__課題文__
********
日銀調査、電子マネー発行枚数が1億枚突破。決済額は8172億円


電子マネーの発行枚数等

 日本銀行決済機構局は10日、2008年度における主要電子マネーの利用動向に関する調査結果を発表した。2007年度に続く2回目の調査で、今回対象とした電子マネーは、EdyとSuica、ICOCA、PASMO、SUGOCA、Kitaca、nanaco、WAONの合計8種類。

 調査によれば、電子マネーの発行枚数は2009年1月に1億枚を超え、3月末には前年度比30.3%増の1億503万枚。このうち、携帯電話搭載分は27.9%増の1205万枚になる。また、小売店等に設置された決済端末台数も増加し、2009年3月末で前年度比34.1%増の48.0万台だった。

 決済件数は前年度比37.8%増の11億1600万件で、決済金額は45.0%増の8172億円。1件あたりの平均決済金額は5.2%増の732円。また、月間決済件数・金額を電子マネー発行枚数で割ったカード1枚あたりの平均利用状況は、2009年3月中は月に0.98回、734円程度利用された計算になるという。ただし、発行済み電子マネーの中には退蔵・休眠状態にあるカードも少なくないと見られることから、日本銀行決済機構局では実際に利用されているアクティブなカード1枚あたりの決済金額はこの数倍の利用状況にあると推察している。
********
__課題の指示__
電子マネー調査の記事のうち、「電子マネーの発行枚数等」から「用状況にあると推察している。」までをすべて、「日本銀行決済機構局」を「日銀決済機構局」に改めて書き直すこと。 この資料は使わなくてよい。

[文書レイアウト検出データ]
********
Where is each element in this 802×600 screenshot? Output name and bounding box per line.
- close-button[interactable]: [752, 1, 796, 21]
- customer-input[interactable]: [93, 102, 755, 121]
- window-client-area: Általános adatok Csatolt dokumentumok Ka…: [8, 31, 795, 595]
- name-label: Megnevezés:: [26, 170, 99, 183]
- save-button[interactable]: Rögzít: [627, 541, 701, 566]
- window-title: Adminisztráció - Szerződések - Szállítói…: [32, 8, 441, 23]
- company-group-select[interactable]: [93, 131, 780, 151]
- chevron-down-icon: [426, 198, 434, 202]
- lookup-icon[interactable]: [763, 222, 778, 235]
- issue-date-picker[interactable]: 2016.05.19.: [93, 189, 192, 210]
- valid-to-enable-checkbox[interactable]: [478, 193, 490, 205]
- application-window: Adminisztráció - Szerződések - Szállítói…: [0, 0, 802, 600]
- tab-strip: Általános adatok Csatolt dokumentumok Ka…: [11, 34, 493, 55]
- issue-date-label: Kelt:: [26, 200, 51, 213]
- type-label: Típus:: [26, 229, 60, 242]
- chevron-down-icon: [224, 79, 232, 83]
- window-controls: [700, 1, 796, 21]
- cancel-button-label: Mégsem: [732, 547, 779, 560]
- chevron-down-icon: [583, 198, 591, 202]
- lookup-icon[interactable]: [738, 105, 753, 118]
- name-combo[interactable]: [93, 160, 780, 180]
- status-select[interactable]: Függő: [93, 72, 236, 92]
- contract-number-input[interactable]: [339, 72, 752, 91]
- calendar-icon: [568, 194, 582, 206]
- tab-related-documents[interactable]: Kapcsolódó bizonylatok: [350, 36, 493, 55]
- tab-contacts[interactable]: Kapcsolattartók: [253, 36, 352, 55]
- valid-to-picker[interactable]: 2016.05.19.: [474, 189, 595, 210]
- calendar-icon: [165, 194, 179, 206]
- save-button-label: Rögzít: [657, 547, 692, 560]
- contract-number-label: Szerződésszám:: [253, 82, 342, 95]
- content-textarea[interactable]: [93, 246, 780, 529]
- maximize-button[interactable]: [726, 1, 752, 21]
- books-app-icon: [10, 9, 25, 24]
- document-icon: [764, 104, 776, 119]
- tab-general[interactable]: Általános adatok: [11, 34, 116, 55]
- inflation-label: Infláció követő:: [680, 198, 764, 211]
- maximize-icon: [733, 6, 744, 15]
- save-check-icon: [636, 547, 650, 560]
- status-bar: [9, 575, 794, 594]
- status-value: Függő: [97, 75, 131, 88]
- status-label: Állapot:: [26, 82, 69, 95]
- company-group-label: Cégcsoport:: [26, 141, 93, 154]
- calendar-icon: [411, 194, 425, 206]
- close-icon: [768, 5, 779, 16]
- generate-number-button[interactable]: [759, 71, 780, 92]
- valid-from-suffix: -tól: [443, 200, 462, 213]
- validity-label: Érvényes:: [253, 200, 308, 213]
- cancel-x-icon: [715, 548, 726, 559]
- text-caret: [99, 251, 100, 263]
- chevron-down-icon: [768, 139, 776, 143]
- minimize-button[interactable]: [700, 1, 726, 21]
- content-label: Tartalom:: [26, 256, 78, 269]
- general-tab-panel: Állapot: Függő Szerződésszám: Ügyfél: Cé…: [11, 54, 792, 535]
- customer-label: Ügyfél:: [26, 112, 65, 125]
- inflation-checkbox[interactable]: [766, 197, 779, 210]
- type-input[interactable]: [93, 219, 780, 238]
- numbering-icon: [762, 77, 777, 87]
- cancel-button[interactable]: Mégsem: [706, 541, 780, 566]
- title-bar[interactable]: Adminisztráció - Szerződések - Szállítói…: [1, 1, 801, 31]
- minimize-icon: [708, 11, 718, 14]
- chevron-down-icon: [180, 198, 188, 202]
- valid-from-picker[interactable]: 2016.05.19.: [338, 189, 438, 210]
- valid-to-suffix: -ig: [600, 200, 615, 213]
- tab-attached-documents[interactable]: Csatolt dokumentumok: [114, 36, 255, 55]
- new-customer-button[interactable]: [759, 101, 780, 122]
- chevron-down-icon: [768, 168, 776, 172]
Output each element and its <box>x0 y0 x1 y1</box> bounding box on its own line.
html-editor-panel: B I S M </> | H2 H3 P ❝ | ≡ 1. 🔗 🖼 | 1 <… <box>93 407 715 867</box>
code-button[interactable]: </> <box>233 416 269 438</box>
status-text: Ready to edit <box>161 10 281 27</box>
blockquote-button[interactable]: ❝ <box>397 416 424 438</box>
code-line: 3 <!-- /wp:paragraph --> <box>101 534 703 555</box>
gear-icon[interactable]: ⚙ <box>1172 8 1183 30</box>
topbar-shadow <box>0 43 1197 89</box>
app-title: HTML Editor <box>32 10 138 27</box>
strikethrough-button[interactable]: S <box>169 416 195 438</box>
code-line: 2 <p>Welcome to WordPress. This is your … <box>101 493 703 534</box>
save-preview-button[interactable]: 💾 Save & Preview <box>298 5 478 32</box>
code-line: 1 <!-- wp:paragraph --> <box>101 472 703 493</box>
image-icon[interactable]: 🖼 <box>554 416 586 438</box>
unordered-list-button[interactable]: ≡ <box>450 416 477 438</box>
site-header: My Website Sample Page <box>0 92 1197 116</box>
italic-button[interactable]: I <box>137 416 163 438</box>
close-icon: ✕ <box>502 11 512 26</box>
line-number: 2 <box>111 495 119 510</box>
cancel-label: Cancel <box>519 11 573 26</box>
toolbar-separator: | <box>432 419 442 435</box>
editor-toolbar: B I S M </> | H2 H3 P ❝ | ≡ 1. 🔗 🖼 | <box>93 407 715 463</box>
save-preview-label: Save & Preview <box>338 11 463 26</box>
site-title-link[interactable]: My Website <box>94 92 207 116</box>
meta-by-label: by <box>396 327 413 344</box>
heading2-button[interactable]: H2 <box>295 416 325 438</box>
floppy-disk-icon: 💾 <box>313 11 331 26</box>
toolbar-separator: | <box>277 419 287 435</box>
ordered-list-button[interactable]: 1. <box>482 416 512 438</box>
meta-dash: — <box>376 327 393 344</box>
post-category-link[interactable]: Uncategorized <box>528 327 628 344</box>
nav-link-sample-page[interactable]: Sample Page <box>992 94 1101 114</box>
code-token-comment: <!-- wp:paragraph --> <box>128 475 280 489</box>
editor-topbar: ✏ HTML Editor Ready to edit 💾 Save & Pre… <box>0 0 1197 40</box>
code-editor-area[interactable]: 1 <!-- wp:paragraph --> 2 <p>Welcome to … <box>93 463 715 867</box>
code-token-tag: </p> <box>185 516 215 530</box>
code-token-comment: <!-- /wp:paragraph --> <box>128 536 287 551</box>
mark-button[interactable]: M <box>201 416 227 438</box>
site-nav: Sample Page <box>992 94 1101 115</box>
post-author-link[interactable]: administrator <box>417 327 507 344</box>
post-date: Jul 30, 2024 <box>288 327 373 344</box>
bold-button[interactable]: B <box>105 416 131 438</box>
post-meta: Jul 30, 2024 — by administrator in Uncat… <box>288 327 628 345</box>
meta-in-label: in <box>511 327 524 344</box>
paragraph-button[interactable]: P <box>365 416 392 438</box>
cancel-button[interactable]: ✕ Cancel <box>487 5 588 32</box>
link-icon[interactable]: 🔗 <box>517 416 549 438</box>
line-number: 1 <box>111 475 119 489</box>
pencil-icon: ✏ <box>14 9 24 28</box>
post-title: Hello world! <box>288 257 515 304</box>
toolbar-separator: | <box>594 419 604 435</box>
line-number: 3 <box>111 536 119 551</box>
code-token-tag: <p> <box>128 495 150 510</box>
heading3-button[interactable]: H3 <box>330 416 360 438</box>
********
__解答__
電子マネーの発行枚数等

 日銀決済機構局は10日、2008年度における主要電子マネーの利用動向に関する調査結果を発表した。2007年度に続く2回目の調査で、今回対象とした電子マネーは、EdyとSuica、ICOCA、PASMO、SUGOCA、Kitaca、nanaco、WAONの合計8種類。

 調査によれば、電子マネーの発行枚数は2009年1月に1億枚を超え、3月末には前年度比30.3%増の1億503万枚。このうち、携帯電話搭載分は27.9%増の1205万枚になる。また、小売店等に設置された決済端末台数も増加し、2009年3月末で前年度比34.1%増の48.0万台だった。

 決済件数は前年度比37.8%増の11億1600万件で、決済金額は45.0%増の8172億円。1件あたりの平均決済金額は5.2%増の732円。また、月間決済件数・金額を電子マネー発行枚数で割ったカード1枚あたりの平均利用状況は、2009年3月中は月に0.98回、734円程度利用された計算になるという。ただし、発行済み電子マネーの中には退蔵・休眠状態にあるカードも少なくないと見られることから、日銀決済機構局では実際に利用されているアクティブなカード1枚あたりの決済金額はこの数倍の利用状況にあると推察している。